ABOUT THIS EXERCISE —
Copy out every line of the data where the word "name" is found.

Stored entries
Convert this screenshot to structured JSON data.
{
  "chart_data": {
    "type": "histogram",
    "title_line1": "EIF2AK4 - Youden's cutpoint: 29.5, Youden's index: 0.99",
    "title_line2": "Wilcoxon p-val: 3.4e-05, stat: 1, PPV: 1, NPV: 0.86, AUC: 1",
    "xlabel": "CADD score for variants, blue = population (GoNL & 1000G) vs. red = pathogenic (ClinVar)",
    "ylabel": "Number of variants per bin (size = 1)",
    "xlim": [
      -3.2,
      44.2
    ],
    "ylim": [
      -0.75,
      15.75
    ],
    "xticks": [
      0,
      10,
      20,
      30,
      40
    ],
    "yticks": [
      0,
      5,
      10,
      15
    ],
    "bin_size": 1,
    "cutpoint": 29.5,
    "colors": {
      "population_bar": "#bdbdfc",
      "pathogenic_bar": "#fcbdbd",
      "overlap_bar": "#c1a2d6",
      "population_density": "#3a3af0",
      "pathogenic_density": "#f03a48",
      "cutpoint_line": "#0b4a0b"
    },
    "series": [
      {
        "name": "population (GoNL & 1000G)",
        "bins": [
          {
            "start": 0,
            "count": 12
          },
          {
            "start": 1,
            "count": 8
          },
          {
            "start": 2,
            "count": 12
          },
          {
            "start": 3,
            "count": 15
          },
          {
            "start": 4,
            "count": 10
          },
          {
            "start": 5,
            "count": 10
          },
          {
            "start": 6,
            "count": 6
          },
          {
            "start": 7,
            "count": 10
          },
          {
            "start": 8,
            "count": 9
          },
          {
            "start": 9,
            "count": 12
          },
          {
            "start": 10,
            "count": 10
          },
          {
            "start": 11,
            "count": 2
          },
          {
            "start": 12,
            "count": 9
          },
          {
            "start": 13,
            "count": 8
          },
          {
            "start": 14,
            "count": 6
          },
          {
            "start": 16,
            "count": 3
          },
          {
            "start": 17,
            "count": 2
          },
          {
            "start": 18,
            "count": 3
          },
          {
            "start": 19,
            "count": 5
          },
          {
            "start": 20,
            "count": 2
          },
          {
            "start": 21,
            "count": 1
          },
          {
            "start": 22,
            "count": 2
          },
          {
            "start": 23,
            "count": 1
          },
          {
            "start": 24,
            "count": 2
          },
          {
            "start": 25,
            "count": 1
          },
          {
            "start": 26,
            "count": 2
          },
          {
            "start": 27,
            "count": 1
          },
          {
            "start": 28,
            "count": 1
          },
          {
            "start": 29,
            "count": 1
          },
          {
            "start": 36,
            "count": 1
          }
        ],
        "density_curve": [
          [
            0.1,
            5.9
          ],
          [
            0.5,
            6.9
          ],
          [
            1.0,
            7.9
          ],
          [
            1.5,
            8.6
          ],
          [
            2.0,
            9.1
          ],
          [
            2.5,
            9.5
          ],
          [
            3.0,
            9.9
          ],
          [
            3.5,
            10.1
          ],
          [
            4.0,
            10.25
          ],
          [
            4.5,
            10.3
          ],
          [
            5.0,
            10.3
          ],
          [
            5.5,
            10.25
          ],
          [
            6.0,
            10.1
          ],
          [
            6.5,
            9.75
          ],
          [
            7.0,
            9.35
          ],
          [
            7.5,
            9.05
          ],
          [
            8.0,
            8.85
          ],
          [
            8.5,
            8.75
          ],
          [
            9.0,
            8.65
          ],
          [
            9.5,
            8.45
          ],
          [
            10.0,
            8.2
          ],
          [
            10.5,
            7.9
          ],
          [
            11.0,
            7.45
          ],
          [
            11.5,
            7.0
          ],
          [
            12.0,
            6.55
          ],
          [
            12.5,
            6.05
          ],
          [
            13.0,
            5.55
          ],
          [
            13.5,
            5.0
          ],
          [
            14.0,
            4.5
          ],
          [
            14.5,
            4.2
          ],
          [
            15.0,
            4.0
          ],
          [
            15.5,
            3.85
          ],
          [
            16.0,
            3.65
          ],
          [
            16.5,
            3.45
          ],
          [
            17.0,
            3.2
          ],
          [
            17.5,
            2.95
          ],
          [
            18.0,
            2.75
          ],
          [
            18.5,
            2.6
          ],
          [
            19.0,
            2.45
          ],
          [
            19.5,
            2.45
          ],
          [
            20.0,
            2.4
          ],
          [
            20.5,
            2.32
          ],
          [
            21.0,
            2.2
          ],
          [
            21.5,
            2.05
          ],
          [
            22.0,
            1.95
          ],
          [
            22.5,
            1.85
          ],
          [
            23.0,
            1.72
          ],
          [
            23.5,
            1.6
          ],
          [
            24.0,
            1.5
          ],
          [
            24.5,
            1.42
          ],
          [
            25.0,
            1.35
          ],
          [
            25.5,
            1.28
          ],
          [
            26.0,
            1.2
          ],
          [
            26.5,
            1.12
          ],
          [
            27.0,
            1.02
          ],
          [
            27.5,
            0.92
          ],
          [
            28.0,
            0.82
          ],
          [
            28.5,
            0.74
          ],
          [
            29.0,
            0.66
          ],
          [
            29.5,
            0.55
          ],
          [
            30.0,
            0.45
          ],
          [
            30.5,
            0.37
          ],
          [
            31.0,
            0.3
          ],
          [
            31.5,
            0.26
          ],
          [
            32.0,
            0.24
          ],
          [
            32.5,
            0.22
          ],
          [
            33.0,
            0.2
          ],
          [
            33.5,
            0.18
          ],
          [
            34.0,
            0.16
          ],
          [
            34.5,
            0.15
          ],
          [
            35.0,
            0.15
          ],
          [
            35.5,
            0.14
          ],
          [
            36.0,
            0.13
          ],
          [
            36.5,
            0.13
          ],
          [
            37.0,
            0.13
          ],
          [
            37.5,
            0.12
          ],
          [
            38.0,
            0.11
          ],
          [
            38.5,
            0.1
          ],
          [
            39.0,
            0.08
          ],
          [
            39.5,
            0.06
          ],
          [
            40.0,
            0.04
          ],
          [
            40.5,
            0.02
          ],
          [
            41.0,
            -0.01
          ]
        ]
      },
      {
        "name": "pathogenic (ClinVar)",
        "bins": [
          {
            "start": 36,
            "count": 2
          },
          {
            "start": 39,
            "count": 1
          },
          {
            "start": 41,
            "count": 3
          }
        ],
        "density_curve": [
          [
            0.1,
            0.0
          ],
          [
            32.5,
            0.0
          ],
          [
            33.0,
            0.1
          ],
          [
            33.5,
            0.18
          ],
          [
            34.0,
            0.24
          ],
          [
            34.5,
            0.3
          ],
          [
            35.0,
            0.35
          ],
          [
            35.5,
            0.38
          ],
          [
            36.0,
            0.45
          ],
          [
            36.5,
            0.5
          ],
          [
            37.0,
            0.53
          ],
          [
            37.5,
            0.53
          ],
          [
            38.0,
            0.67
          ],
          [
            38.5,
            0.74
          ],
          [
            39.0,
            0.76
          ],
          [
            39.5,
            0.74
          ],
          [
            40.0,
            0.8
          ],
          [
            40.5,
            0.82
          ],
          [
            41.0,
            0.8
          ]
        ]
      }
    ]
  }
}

RESPONSE —
        "name": "population (GoNL & 1000G)",
        "name": "pathogenic (ClinVar)",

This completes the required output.